# Directions:
Copy out the material below in full, but not its images.

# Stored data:
####

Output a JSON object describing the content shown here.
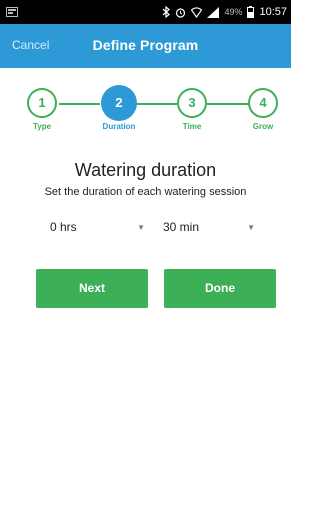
{
  "status_bar": {
    "battery_percent": "49%",
    "time": "10:57"
  },
  "app_bar": {
    "cancel_label": "Cancel",
    "title": "Define Program"
  },
  "stepper": {
    "steps": [
      {
        "number": "1",
        "label": "Type"
      },
      {
        "number": "2",
        "label": "Duration"
      },
      {
        "number": "3",
        "label": "Time"
      },
      {
        "number": "4",
        "label": "Grow"
      }
    ],
    "active_index": 1
  },
  "content": {
    "heading": "Watering duration",
    "subheading": "Set the duration of each watering session",
    "hours_value": "0 hrs",
    "minutes_value": "30 min"
  },
  "buttons": {
    "next_label": "Next",
    "done_label": "Done"
  },
  "colors": {
    "primary_blue": "#2d9ad7",
    "accent_green": "#3daf57",
    "status_bar": "#000000"
  }
}
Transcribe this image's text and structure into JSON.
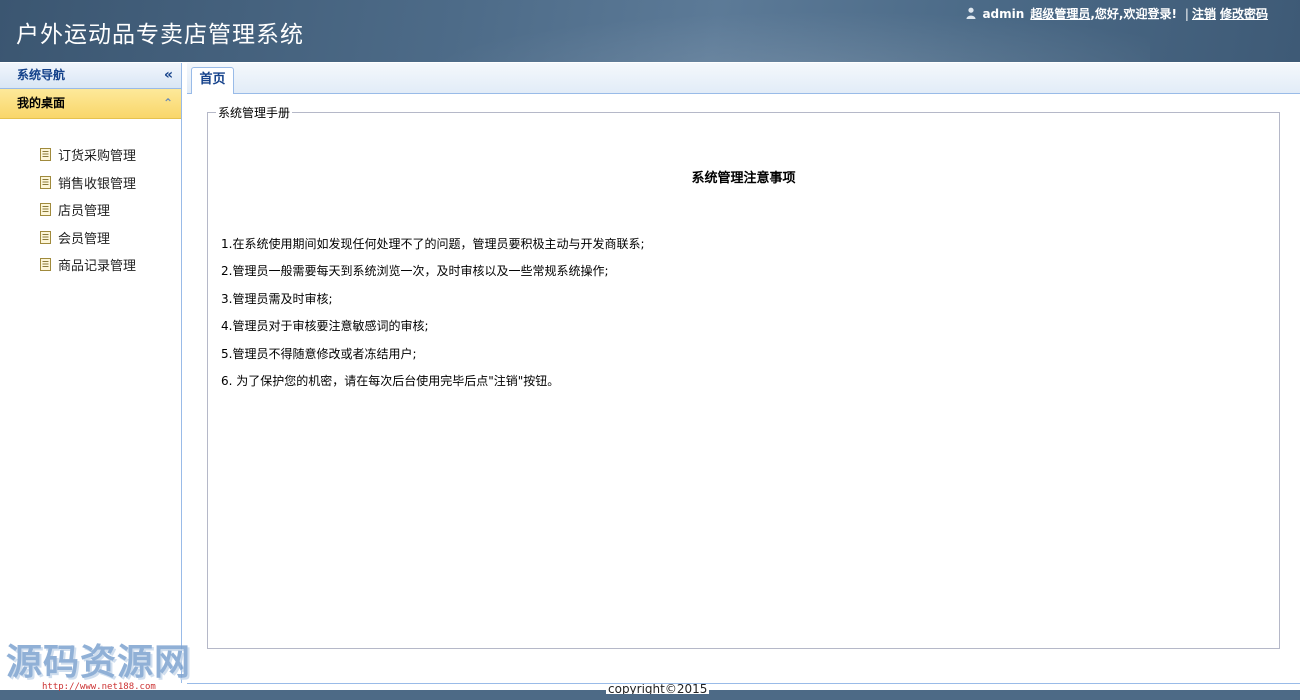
{
  "header": {
    "app_title": "户外运动品专卖店管理系统",
    "username": "admin",
    "role": "超级管理员",
    "greeting": ",您好,欢迎登录!",
    "separator": "|",
    "logout_label": "注销",
    "change_password_label": "修改密码"
  },
  "sidebar": {
    "nav_title": "系统导航",
    "nav_collapse_glyph": "«",
    "desk_title": "我的桌面",
    "desk_toggle_glyph": "⌃",
    "items": [
      {
        "label": "订货采购管理"
      },
      {
        "label": "销售收银管理"
      },
      {
        "label": "店员管理"
      },
      {
        "label": "会员管理"
      },
      {
        "label": "商品记录管理"
      }
    ]
  },
  "tabs": [
    {
      "label": "首页",
      "active": true
    }
  ],
  "manual": {
    "legend": "系统管理手册",
    "title": "系统管理注意事项",
    "rules": [
      "1.在系统使用期间如发现任何处理不了的问题，管理员要积极主动与开发商联系;",
      "2.管理员一般需要每天到系统浏览一次，及时审核以及一些常规系统操作;",
      "3.管理员需及时审核;",
      "4.管理员对于审核要注意敏感词的审核;",
      "5.管理员不得随意修改或者冻结用户;",
      "6. 为了保护您的机密，请在每次后台使用完毕后点\"注销\"按钮。"
    ]
  },
  "footer": {
    "copyright": "copyright©2015"
  },
  "watermark": {
    "text": "源码资源网",
    "url": "http://www.net188.com"
  },
  "colors": {
    "header_bg": "#4d6b88",
    "desk_header_bg": "#f9d66a",
    "nav_title_color": "#15428b",
    "border": "#99bbe8"
  }
}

####

# Finished task:
Output a JSON object describing the content shown here.
{
  "status_bar": {
    "battery_percent": "49%",
    "time": "10:57"
  },
  "app_bar": {
    "cancel_label": "Cancel",
    "title": "Define Program"
  },
  "stepper": {
    "steps": [
      {
        "number": "1",
        "label": "Type"
      },
      {
        "number": "2",
        "label": "Duration"
      },
      {
        "number": "3",
        "label": "Time"
      },
      {
        "number": "4",
        "label": "Grow"
      }
    ],
    "active_index": 1
  },
  "content": {
    "heading": "Watering duration",
    "subheading": "Set the duration of each watering session",
    "hours_value": "0 hrs",
    "minutes_value": "30 min"
  },
  "buttons": {
    "next_label": "Next",
    "done_label": "Done"
  },
  "colors": {
    "primary_blue": "#2d9ad7",
    "accent_green": "#3daf57",
    "status_bar": "#000000"
  }
}
Transcribe this image's text and structure into JSON.
{
  "header": {
    "app_title": "户外运动品专卖店管理系统",
    "username": "admin",
    "role": "超级管理员",
    "greeting": ",您好,欢迎登录!",
    "separator": "|",
    "logout_label": "注销",
    "change_password_label": "修改密码"
  },
  "sidebar": {
    "nav_title": "系统导航",
    "nav_collapse_glyph": "«",
    "desk_title": "我的桌面",
    "desk_toggle_glyph": "⌃",
    "items": [
      {
        "label": "订货采购管理"
      },
      {
        "label": "销售收银管理"
      },
      {
        "label": "店员管理"
      },
      {
        "label": "会员管理"
      },
      {
        "label": "商品记录管理"
      }
    ]
  },
  "tabs": [
    {
      "label": "首页",
      "active": true
    }
  ],
  "manual": {
    "legend": "系统管理手册",
    "title": "系统管理注意事项",
    "rules": [
      "1.在系统使用期间如发现任何处理不了的问题，管理员要积极主动与开发商联系;",
      "2.管理员一般需要每天到系统浏览一次，及时审核以及一些常规系统操作;",
      "3.管理员需及时审核;",
      "4.管理员对于审核要注意敏感词的审核;",
      "5.管理员不得随意修改或者冻结用户;",
      "6. 为了保护您的机密，请在每次后台使用完毕后点\"注销\"按钮。"
    ]
  },
  "footer": {
    "copyright": "copyright©2015"
  },
  "watermark": {
    "text": "源码资源网",
    "url": "http://www.net188.com"
  },
  "colors": {
    "header_bg": "#4d6b88",
    "desk_header_bg": "#f9d66a",
    "nav_title_color": "#15428b",
    "border": "#99bbe8"
  }
}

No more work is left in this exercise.